Task to complete » All lines holding the string "CASA" are to be shown.

Task input »
********
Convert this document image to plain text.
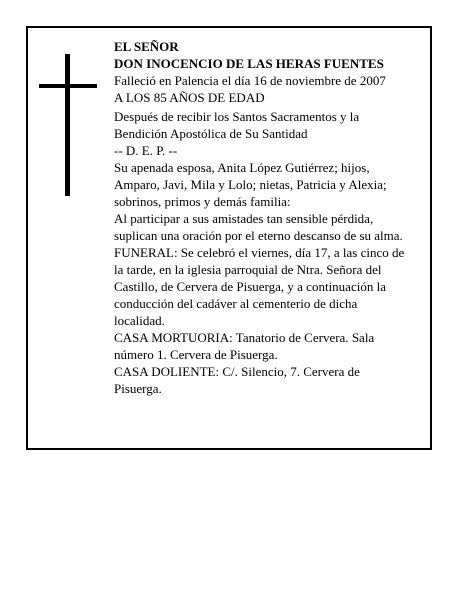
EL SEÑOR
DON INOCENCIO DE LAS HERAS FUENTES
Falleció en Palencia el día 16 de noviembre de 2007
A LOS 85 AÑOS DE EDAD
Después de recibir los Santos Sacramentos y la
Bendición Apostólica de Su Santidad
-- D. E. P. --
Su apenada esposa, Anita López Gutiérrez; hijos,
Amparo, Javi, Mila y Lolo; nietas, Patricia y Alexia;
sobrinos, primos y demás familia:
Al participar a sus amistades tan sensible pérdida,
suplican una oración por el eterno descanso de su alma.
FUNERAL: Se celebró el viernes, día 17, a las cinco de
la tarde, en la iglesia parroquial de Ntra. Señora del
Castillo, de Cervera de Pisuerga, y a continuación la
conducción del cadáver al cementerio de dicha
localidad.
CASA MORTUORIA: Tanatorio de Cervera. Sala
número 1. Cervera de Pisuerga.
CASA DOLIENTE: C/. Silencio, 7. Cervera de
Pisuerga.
********
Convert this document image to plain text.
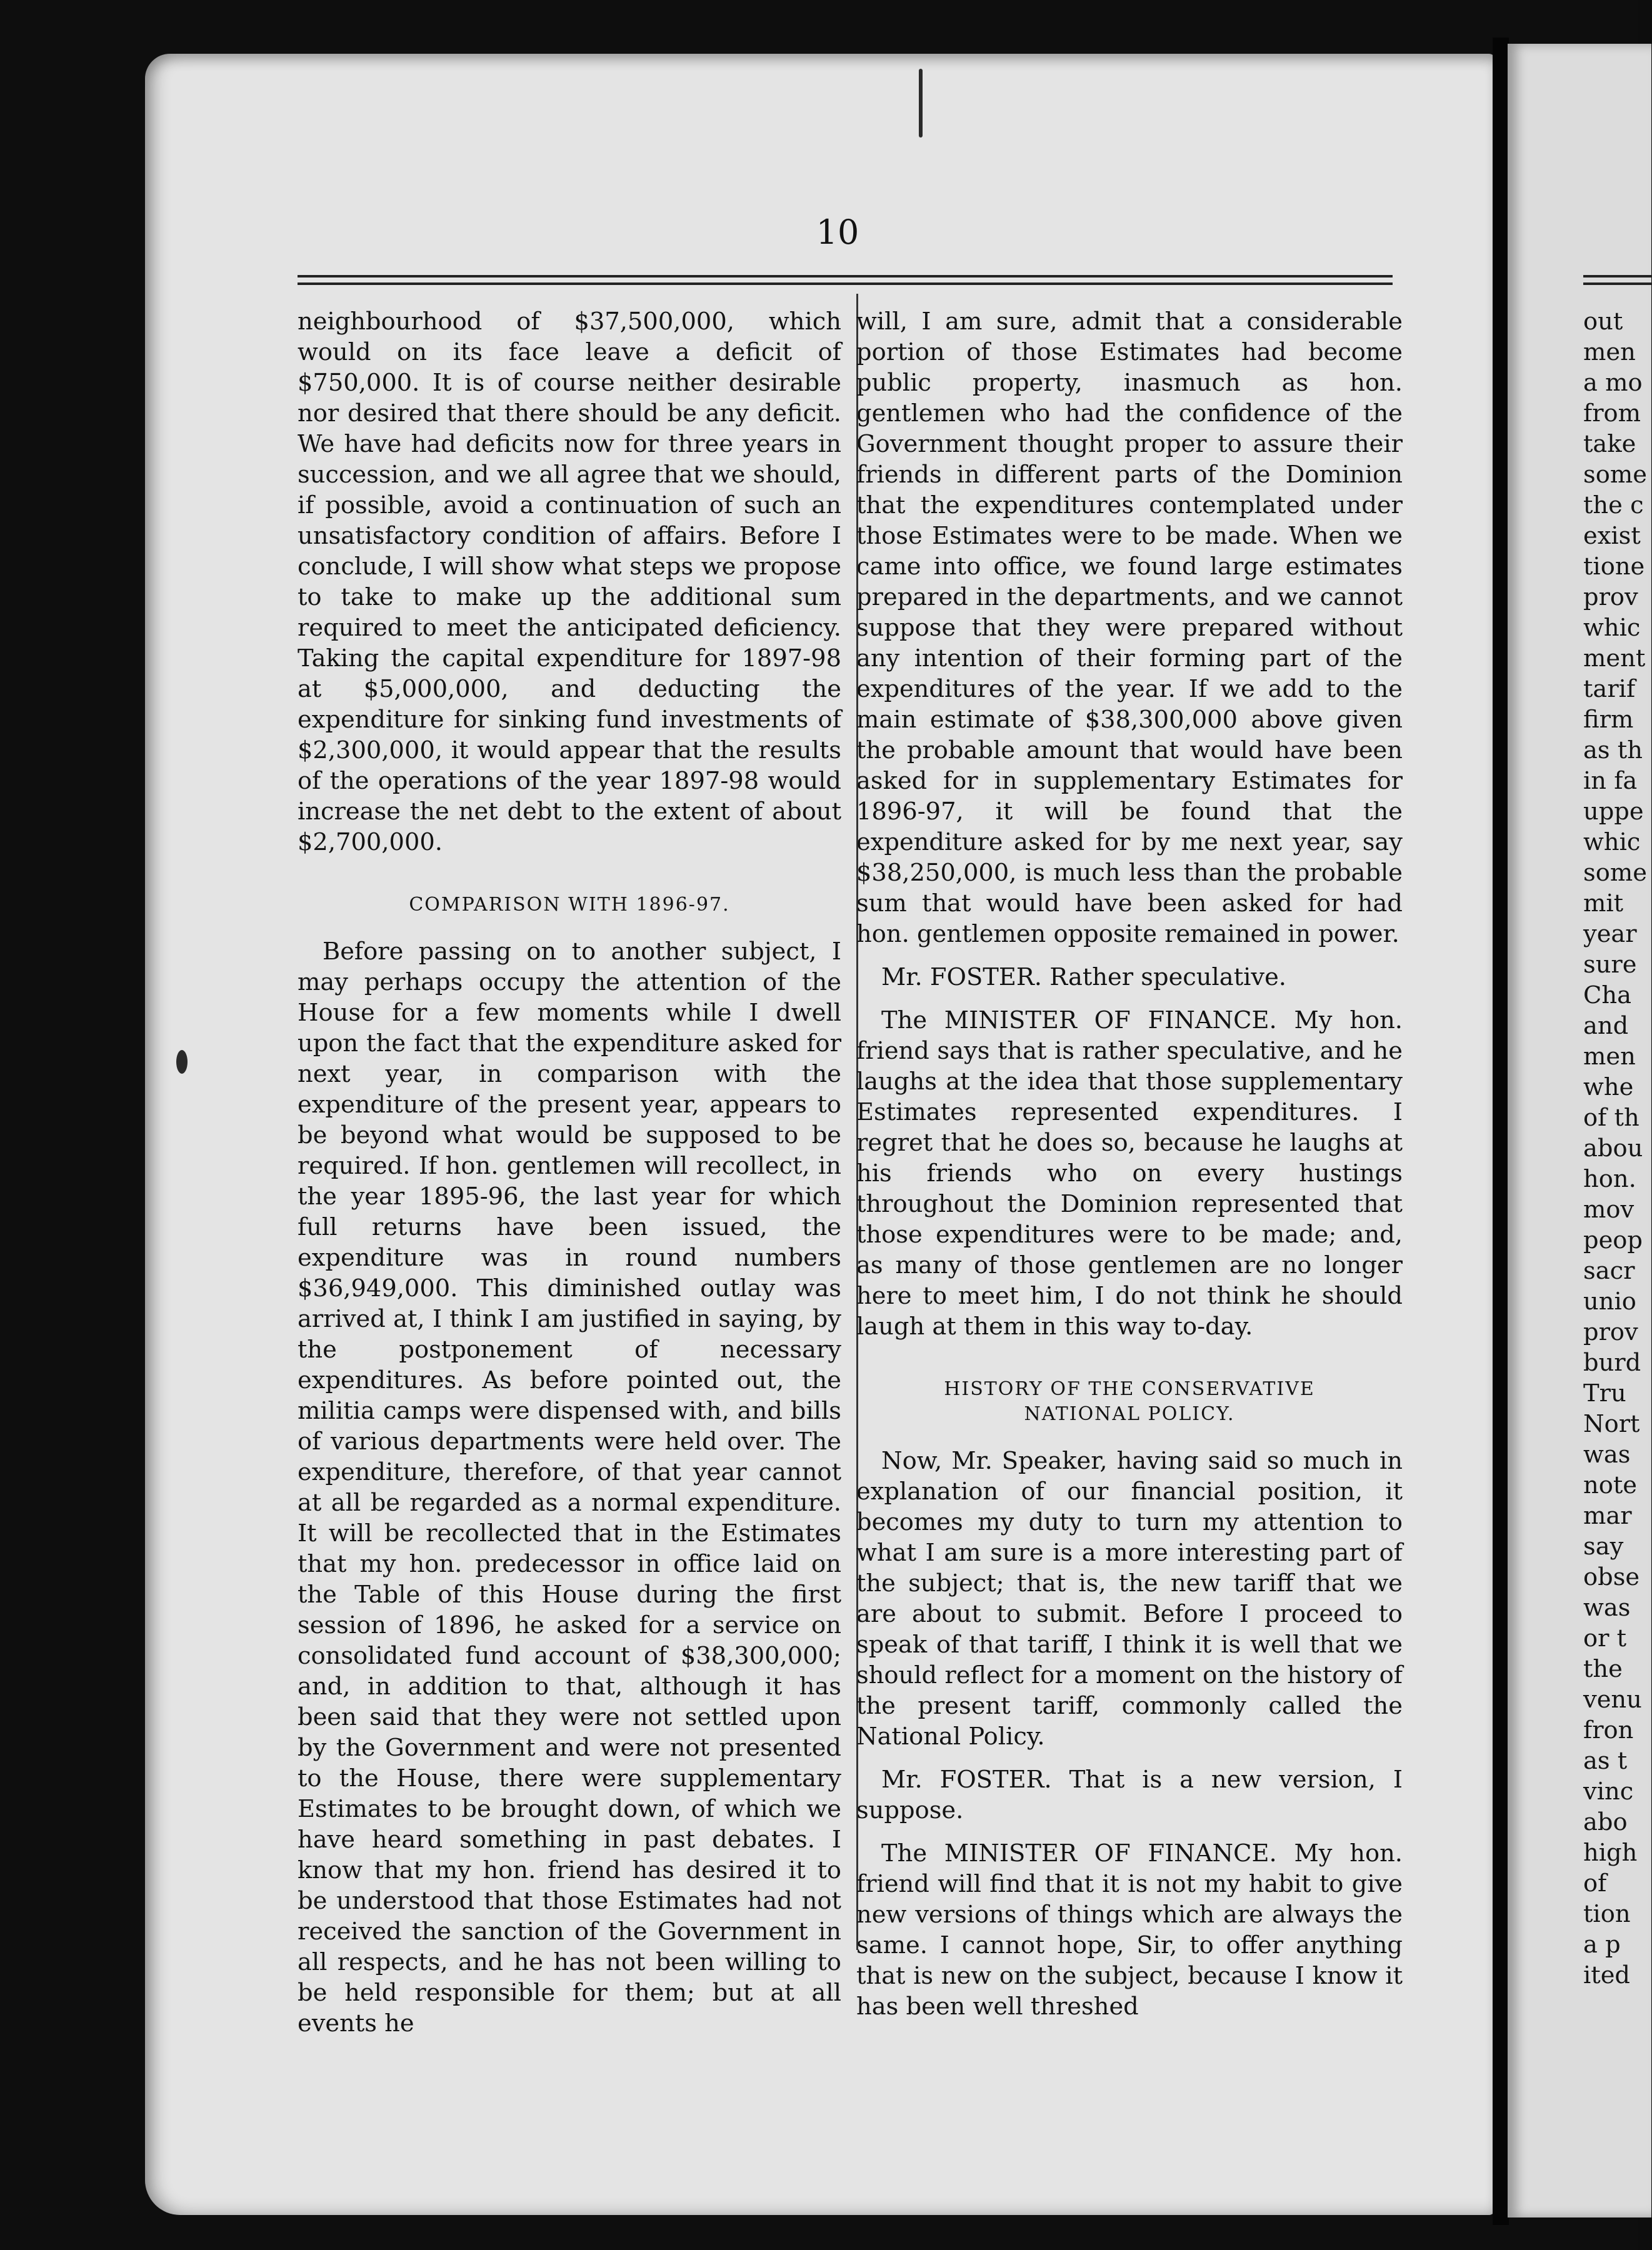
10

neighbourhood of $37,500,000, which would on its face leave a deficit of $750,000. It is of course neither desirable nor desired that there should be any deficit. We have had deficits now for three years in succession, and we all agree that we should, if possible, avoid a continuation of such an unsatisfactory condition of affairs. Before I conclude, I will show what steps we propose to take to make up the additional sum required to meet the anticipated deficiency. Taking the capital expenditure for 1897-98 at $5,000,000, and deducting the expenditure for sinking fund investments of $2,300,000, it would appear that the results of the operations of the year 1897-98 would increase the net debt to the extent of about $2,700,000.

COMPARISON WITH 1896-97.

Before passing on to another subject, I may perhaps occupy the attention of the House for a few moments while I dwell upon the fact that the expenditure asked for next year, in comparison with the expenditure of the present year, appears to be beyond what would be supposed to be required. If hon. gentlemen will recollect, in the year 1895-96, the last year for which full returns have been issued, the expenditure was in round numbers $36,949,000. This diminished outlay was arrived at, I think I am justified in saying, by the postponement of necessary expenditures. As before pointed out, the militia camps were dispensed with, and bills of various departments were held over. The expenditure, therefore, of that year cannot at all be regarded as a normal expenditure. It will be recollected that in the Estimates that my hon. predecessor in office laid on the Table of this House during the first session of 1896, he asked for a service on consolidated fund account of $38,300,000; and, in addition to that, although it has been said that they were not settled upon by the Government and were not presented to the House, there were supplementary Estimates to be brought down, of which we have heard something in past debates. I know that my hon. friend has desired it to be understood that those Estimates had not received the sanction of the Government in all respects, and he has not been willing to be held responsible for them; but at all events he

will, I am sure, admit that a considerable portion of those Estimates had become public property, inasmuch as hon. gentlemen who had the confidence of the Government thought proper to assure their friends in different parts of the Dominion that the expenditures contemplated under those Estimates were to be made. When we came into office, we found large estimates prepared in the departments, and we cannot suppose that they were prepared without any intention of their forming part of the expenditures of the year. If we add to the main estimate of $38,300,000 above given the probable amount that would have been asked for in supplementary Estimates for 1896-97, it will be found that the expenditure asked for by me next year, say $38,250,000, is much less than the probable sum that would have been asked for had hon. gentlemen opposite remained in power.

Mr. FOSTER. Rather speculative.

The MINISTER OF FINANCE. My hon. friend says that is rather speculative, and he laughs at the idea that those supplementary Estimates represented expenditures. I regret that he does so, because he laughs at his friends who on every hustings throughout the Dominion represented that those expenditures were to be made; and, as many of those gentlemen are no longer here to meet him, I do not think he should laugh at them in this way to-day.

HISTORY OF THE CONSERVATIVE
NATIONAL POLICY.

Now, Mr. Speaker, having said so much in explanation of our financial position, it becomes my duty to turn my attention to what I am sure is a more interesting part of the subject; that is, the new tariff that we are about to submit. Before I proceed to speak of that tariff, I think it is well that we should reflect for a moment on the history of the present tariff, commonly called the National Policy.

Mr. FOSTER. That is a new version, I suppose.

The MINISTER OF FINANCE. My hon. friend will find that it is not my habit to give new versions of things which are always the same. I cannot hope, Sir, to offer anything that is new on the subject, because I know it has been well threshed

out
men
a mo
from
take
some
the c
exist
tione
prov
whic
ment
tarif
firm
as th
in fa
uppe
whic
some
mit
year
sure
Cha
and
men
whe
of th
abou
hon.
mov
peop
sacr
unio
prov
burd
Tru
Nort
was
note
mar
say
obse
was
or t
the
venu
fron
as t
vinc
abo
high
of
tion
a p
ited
********
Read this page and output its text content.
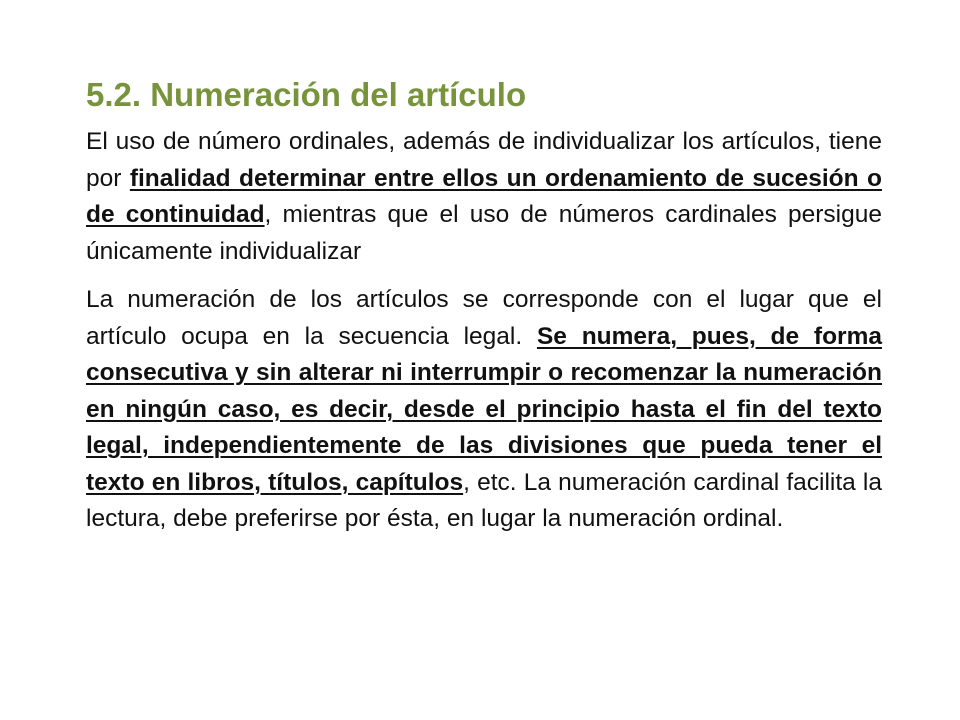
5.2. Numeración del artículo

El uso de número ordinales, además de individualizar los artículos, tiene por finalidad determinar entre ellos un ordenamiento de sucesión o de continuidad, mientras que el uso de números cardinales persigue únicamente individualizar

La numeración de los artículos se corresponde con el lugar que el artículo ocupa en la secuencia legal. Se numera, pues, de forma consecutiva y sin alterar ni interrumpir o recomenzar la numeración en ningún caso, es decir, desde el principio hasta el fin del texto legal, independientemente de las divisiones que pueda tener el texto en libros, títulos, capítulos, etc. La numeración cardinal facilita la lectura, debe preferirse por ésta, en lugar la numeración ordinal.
********
Exercise output »
CASA MORTUORIA: Tanatorio de Cervera. Sala
CASA DOLIENTE: C/. Silencio, 7. Cervera de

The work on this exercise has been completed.